START Supplied material
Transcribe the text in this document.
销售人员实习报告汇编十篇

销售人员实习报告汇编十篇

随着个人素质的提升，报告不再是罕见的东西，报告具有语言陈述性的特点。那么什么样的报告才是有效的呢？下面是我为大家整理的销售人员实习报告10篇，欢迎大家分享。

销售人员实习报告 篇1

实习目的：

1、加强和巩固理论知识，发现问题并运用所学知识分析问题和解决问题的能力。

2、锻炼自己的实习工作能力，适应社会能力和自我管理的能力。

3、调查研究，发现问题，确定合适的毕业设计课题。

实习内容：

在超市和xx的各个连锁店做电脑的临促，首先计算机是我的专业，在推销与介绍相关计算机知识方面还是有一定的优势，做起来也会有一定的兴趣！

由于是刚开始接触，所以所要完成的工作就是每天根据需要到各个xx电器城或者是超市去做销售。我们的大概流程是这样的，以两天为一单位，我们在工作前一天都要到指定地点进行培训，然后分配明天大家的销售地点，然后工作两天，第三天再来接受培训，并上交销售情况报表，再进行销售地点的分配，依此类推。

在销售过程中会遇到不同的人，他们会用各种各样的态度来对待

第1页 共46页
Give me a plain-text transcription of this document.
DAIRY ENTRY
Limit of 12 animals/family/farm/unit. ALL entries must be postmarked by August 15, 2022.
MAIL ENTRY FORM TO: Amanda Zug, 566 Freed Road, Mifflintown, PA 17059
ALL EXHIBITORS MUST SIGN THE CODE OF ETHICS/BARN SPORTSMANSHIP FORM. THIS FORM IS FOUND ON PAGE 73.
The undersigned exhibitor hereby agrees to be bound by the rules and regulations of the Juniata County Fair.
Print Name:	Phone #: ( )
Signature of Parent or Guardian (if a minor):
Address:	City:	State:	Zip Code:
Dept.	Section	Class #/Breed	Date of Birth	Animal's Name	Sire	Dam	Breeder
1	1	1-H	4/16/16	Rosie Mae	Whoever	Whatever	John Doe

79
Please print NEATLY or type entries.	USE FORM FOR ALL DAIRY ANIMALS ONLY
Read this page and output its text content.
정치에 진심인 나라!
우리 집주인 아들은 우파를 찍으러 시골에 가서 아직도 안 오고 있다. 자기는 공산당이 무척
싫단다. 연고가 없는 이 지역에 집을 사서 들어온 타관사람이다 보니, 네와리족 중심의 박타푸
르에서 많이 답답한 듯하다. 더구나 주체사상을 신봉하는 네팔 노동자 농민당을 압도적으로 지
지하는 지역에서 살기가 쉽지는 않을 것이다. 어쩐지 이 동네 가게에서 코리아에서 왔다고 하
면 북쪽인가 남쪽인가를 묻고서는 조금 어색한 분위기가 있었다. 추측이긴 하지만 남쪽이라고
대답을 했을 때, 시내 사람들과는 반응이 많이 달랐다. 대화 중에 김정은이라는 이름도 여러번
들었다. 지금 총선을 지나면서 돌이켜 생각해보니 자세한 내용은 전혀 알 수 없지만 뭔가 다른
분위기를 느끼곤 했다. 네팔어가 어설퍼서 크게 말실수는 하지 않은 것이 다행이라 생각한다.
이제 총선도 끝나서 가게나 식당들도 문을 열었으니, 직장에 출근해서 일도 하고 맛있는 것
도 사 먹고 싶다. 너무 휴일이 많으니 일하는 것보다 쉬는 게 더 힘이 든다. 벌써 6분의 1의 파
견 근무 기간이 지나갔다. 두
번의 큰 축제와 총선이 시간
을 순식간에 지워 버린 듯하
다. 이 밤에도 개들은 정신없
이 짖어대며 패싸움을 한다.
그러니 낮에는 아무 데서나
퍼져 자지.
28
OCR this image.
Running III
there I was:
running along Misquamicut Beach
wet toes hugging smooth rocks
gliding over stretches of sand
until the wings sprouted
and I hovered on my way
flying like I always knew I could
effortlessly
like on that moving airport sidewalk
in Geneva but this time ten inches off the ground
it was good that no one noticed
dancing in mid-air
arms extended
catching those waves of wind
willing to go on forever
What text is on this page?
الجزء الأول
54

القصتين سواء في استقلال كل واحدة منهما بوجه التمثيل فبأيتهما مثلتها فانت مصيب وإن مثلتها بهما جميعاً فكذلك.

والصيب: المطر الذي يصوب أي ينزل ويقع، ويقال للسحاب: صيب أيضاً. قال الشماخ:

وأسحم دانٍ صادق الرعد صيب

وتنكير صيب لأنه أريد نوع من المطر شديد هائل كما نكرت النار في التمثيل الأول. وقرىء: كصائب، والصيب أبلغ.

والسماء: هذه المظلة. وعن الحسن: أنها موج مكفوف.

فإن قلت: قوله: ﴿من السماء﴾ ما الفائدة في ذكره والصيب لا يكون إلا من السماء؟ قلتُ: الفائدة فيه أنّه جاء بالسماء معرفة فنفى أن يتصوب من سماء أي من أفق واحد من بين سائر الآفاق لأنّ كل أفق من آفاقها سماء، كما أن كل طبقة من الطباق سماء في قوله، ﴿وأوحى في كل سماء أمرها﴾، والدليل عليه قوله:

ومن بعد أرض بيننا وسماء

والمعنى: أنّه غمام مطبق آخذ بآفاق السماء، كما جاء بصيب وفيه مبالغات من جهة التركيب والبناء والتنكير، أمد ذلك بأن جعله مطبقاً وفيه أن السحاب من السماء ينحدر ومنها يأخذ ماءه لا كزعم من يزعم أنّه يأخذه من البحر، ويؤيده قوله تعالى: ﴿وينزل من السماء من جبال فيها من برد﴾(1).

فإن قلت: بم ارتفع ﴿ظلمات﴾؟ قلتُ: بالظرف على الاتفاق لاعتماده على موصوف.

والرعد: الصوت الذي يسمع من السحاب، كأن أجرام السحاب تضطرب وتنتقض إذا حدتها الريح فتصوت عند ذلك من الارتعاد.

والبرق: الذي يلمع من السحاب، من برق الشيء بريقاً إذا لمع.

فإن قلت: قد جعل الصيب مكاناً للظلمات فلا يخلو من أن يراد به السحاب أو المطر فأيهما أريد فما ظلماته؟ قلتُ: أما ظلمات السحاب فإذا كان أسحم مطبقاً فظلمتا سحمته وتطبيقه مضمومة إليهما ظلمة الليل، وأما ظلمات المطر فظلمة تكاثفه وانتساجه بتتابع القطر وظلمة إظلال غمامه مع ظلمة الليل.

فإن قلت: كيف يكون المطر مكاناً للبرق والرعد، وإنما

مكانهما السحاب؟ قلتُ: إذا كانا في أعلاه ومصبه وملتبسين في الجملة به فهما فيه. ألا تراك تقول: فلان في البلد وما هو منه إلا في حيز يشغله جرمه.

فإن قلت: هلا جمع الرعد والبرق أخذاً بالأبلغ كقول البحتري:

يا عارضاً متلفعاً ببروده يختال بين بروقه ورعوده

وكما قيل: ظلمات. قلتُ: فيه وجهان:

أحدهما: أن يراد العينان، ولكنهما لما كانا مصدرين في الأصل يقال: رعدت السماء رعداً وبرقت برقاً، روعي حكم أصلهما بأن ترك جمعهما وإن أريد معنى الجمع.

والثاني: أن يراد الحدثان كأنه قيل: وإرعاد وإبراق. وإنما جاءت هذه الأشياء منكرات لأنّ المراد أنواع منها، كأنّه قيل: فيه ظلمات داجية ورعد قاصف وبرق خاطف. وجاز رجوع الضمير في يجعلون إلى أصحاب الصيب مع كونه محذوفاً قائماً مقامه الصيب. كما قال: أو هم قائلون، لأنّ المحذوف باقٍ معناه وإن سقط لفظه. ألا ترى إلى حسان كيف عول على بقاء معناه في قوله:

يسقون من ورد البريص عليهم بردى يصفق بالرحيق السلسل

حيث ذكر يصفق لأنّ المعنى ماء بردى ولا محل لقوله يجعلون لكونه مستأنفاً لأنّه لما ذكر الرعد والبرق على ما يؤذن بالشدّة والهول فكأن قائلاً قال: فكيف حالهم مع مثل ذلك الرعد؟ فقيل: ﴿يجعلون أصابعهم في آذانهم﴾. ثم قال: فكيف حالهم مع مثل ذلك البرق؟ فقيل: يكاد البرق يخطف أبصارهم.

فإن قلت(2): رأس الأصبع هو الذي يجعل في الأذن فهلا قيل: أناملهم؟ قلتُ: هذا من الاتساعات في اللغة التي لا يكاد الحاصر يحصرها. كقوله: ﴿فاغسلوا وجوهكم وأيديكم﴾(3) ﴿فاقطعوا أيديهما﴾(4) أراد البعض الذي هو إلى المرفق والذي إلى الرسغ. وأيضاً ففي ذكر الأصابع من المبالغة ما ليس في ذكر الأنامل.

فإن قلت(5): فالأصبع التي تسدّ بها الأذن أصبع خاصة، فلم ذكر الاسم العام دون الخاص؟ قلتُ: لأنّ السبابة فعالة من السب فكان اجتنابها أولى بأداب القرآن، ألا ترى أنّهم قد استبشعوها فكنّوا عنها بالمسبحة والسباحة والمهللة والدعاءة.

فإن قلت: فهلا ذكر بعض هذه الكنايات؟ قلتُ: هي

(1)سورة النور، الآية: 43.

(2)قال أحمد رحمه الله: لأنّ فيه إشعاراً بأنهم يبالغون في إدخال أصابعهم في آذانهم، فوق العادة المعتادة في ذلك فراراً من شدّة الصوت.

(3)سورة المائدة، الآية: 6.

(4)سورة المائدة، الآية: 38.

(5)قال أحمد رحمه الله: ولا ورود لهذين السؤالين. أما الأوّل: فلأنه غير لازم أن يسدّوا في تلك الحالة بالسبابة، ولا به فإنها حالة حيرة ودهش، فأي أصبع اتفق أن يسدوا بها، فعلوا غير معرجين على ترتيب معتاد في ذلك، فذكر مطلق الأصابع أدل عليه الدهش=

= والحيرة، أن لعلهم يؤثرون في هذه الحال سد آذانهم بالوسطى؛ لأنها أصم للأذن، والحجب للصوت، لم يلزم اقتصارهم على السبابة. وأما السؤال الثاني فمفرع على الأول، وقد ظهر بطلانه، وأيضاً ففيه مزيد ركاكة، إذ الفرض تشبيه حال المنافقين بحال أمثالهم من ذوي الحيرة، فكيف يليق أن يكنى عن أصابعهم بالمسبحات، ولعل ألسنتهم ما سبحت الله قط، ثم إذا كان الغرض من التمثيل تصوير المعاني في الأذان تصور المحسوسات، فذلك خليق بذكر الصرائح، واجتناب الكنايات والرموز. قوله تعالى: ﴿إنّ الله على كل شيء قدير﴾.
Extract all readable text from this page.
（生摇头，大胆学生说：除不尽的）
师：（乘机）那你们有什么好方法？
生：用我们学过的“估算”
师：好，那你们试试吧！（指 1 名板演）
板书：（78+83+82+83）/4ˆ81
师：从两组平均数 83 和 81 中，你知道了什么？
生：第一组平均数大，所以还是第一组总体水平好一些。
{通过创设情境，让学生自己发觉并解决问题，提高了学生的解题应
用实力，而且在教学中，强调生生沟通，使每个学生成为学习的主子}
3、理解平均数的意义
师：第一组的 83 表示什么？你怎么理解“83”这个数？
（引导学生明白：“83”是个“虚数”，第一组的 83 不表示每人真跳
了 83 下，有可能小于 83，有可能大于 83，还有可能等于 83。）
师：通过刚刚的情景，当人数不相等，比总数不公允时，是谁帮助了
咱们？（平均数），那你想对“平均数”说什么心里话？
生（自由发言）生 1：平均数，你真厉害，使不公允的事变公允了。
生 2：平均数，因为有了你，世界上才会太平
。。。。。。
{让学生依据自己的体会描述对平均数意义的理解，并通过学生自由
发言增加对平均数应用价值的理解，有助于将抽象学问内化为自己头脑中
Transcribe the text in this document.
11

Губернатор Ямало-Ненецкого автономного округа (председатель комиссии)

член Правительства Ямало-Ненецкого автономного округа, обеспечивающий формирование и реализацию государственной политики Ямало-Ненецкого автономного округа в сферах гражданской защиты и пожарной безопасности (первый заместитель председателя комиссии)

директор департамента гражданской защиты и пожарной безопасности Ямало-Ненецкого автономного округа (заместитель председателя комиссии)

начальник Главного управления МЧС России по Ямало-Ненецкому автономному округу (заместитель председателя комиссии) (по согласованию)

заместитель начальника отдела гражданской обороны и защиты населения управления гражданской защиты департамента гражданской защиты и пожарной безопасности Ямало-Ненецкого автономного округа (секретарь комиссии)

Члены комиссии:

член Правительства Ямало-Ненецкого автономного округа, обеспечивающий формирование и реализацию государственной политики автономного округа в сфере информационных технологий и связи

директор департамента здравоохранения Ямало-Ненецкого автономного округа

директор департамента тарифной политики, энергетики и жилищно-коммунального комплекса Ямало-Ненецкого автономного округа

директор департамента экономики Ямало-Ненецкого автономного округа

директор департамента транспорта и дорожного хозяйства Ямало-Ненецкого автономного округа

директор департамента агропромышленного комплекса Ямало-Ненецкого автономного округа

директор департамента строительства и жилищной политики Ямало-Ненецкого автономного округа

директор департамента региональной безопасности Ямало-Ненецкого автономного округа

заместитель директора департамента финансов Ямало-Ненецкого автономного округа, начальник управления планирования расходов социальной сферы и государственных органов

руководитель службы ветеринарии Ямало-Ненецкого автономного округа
END Supplied material
§ **Task description**:
Using the entries above, find all lines with "text". Copy them.

§ **The answer**:
Transcribe the text in this document.
Give me a plain-text transcription of this document.
Read this page and output its text content.
What text is on this page?
Extract all readable text from this page.
Transcribe the text in this document.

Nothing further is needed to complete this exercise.